__REQUEST__
Put every line of the material below into a numbered list, leaving out the blank lines and the pictures.

-- Start SUPPLIED DATA --

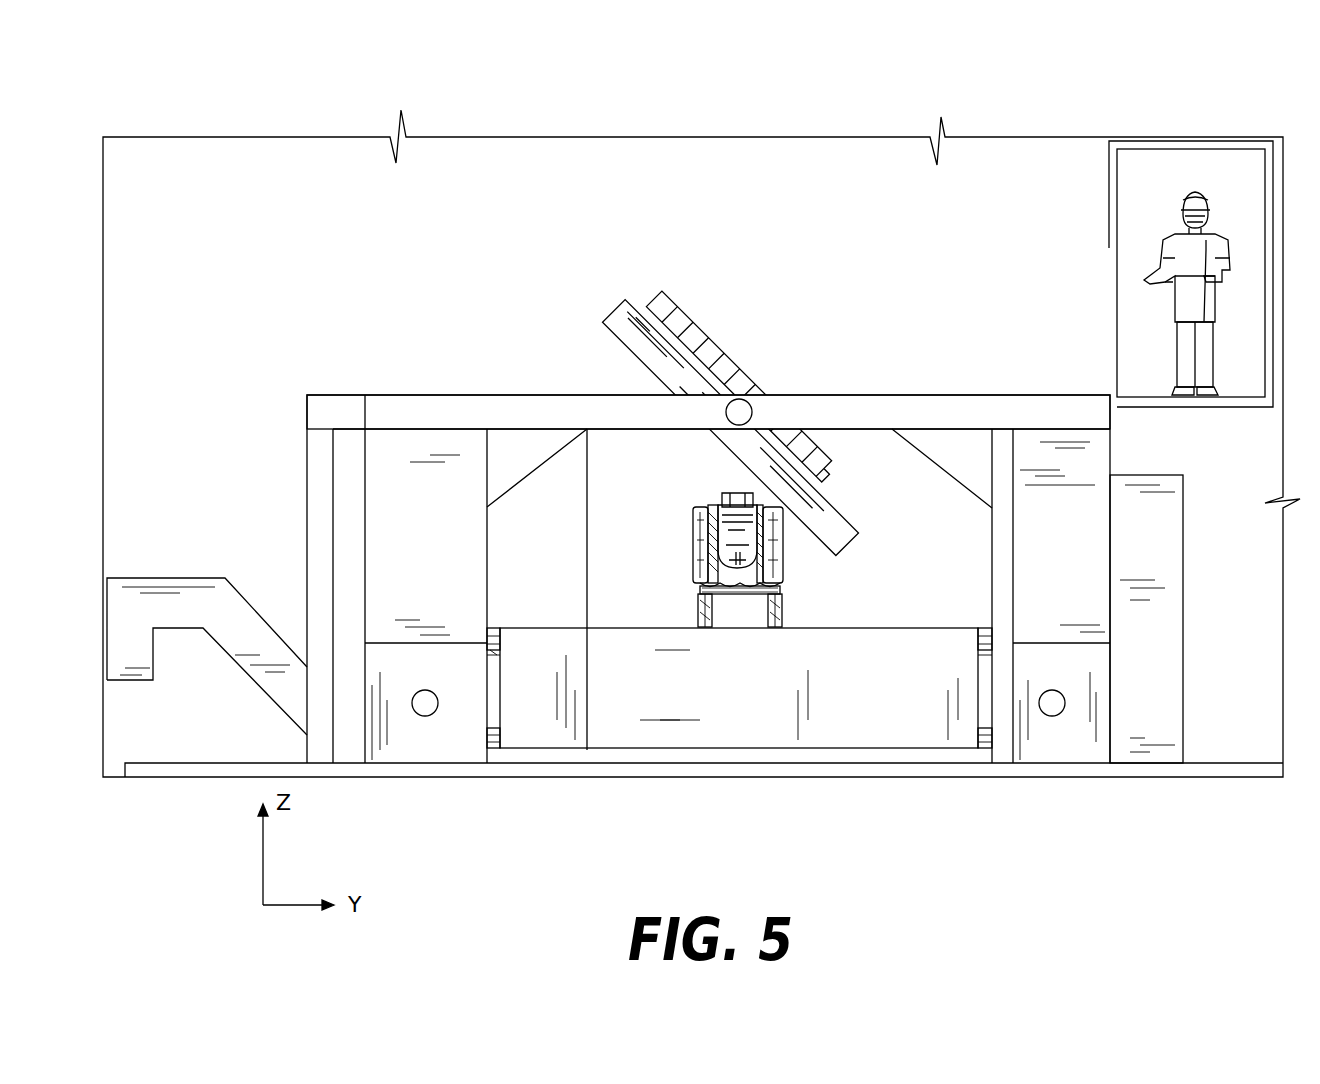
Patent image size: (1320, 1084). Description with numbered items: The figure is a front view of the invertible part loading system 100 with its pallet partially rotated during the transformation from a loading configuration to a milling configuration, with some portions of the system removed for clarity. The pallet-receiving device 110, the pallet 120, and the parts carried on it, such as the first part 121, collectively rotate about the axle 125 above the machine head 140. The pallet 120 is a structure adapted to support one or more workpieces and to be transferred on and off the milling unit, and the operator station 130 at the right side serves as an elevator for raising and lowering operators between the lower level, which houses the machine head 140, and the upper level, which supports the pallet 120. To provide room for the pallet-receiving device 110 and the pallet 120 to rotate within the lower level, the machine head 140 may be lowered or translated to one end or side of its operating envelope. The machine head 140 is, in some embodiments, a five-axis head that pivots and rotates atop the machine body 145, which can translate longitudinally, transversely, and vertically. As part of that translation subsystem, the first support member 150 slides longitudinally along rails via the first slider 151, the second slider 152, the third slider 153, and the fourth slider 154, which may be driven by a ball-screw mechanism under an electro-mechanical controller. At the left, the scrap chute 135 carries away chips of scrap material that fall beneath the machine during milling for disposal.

The invertible part loading system 100 is at (622, 103).
The pallet-receiving device 110 is at (630, 342).
The pallet 120 is at (648, 300).
The first part 121 is at (688, 322).
The axle 125 is at (742, 398).
The operator station 130 is at (1234, 164).
The scrap chute 135 is at (182, 602).
The machine head 140 is at (694, 520).
The machine body 145 is at (708, 602).
The first support member 150 is at (705, 705).
The first slider 151 is at (495, 628).
The second slider 152 is at (495, 752).
The third slider 153 is at (990, 626).
The fourth slider 154 is at (990, 752).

-- End SUPPLIED DATA --

__FINAL ANSWER__
1. Patent image size: (1320, 1084). Description with numbered items: The figure is a front view of the invertible part loading system 100 with its pallet partially rotated during the transformation from a loading configuration to a milling configuration, with some portions of the system removed for clarity. The pallet-receiving device 110, the pallet 120, and the parts carried on it, such as the first part 121, collectively rotate about the axle 125 above the machine head 140. The pallet 120 is a structure adapted to support one or more workpieces and to be transferred on and off the milling unit, and the operator station 130 at the right side serves as an elevator for raising and lowering operators between the lower level, which houses the machine head 140, and the upper level, which supports the pallet 120. To provide room for the pallet-receiving device 110 and the pallet 120 to rotate within the lower level, the machine head 140 may be lowered or translated to one end or side of its operating envelope. The machine head 140 is, in some embodiments, a five-axis head that pivots and rotates atop the machine body 145, which can translate longitudinally, transversely, and vertically. As part of that translation subsystem, the first support member 150 slides longitudinally along rails via the first slider 151, the second slider 152, the third slider 153, and the fourth slider 154, which may be driven by a ball-screw mechanism under an electro-mechanical controller. At the left, the scrap chute 135 carries away chips of scrap material that fall beneath the machine during milling for disposal.
2. The invertible part loading system 100 is at (622, 103).
3. The pallet-receiving device 110 is at (630, 342).
4. The pallet 120 is at (648, 300).
5. The first part 121 is at (688, 322).
6. The axle 125 is at (742, 398).
7. The operator station 130 is at (1234, 164).
8. The scrap chute 135 is at (182, 602).
9. The machine head 140 is at (694, 520).
10. The machine body 145 is at (708, 602).
11. The first support member 150 is at (705, 705).
12. The first slider 151 is at (495, 628).
13. The second slider 152 is at (495, 752).
14. The third slider 153 is at (990, 626).
15. The fourth slider 154 is at (990, 752).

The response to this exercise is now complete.